In the listing below, find each line with the string "Daily" and return it.

=-=-=-=-=

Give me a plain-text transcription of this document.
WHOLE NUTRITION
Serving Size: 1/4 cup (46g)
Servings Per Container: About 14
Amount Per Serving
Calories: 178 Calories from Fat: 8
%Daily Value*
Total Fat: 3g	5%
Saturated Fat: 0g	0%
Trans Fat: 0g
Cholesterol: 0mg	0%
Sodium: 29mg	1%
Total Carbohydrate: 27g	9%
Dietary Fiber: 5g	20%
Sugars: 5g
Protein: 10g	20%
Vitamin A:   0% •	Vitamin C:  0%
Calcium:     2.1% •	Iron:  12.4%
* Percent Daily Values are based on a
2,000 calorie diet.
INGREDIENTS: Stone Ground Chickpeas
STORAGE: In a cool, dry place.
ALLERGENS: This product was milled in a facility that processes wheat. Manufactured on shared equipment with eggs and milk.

=-=-=-=-=

**Output below:**
%Daily Value*
* Percent Daily Values are based on a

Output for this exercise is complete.